A run of records
## begin
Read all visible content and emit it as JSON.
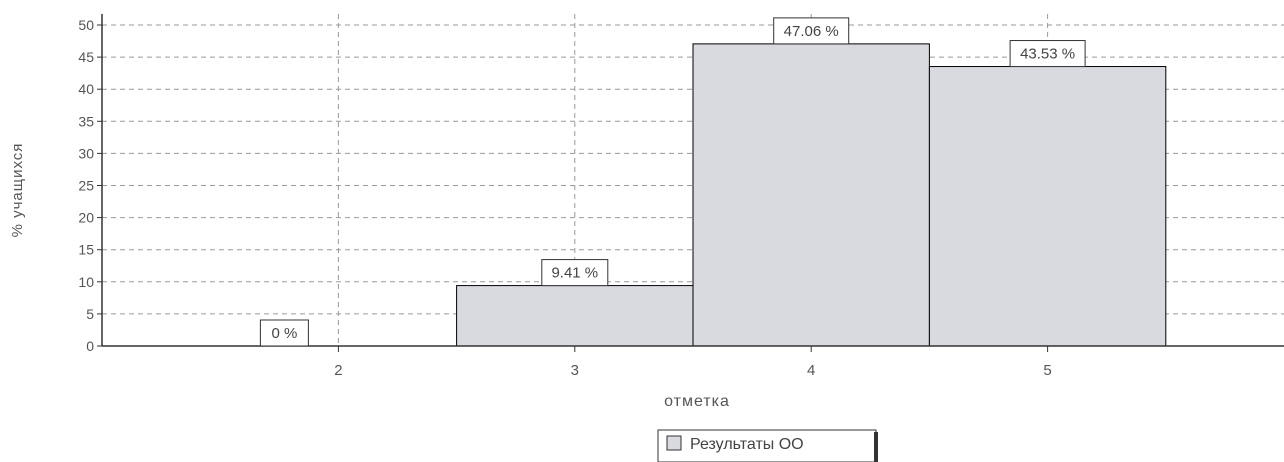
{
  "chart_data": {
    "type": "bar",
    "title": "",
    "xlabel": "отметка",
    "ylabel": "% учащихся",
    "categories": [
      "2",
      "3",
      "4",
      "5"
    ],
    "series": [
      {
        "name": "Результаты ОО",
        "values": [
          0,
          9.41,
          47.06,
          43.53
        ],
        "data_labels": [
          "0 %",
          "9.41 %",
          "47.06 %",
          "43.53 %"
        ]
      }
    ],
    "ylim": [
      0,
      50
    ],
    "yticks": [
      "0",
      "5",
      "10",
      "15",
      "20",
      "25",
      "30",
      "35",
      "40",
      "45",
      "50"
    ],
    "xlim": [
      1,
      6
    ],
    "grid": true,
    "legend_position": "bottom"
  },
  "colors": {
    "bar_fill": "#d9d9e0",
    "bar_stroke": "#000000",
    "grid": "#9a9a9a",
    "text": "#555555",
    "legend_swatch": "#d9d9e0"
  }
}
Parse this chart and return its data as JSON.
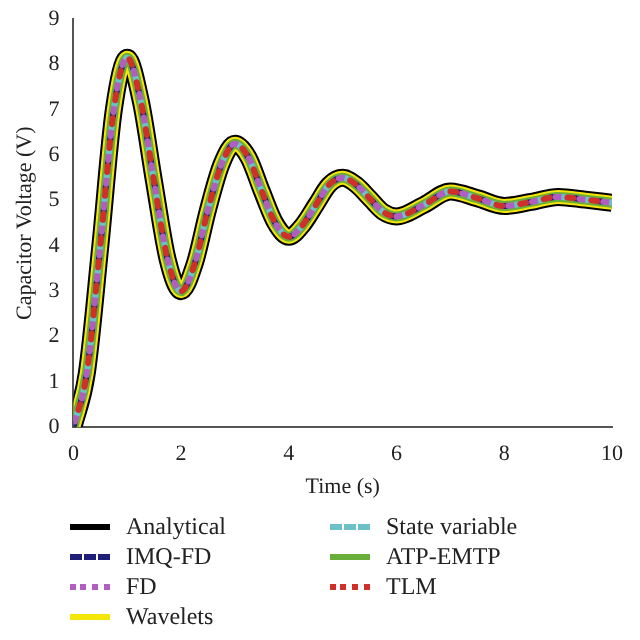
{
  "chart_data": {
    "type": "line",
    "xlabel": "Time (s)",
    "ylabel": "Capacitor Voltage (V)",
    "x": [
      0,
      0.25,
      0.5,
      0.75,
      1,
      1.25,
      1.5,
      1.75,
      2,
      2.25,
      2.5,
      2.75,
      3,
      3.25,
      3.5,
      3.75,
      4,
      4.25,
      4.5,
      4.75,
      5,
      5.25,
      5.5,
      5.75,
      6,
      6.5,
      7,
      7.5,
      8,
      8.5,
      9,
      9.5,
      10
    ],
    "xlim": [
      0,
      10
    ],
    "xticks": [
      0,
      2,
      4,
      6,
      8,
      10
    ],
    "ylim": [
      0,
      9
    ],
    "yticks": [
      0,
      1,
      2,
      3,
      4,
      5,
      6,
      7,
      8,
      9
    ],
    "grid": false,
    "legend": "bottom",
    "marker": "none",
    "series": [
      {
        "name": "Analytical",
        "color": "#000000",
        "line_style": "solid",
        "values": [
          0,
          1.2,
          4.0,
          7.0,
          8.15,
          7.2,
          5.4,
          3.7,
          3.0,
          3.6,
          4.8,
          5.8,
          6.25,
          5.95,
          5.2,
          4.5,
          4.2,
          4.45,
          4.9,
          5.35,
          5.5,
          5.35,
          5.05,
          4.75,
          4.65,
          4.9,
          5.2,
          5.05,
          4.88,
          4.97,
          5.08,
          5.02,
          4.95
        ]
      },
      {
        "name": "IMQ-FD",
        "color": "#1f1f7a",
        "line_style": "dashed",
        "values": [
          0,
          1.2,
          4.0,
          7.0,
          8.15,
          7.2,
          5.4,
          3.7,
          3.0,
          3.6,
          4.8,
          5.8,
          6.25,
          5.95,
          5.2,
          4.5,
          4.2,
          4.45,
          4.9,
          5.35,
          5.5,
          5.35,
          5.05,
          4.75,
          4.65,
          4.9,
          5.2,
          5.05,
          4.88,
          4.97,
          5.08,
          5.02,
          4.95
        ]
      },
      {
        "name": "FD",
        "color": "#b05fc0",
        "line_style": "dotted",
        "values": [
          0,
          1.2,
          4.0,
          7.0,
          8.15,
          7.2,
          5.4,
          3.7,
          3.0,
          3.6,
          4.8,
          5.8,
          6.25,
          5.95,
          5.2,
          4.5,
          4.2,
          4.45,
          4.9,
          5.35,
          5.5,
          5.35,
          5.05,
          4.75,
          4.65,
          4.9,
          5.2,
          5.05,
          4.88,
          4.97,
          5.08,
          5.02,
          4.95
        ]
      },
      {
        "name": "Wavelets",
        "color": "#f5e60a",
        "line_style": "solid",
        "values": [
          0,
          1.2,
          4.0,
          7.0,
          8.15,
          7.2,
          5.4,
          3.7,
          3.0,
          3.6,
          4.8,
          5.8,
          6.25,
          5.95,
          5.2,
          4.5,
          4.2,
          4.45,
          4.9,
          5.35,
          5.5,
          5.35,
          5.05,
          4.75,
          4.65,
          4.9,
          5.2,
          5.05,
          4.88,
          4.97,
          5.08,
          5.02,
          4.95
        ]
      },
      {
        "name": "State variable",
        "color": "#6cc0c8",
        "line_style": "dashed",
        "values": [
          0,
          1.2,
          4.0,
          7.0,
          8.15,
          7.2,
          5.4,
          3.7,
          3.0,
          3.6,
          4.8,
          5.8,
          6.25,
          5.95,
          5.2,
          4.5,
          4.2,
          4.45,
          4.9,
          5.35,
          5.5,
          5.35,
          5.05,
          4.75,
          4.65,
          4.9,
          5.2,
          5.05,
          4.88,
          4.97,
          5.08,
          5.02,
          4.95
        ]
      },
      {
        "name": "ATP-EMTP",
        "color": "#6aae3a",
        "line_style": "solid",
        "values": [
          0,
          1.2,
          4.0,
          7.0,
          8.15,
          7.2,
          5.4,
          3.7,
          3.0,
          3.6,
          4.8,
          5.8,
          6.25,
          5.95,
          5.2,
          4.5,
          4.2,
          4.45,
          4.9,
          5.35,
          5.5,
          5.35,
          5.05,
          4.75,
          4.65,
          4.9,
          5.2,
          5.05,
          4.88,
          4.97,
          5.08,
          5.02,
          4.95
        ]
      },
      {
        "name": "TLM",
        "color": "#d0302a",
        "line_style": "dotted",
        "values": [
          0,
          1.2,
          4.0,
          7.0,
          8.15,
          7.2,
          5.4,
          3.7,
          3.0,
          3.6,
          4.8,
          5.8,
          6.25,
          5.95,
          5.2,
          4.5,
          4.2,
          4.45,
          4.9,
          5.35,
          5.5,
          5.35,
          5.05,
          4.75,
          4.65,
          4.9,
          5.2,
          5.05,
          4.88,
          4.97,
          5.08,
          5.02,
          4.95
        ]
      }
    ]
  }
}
## end
> _What is needed_:
Track down all lines above with the string "ylabel" and copy them.

> _Result of the task_:
    "ylabel": "% учащихся",
    "ylabel": "Capacitor Voltage (V)",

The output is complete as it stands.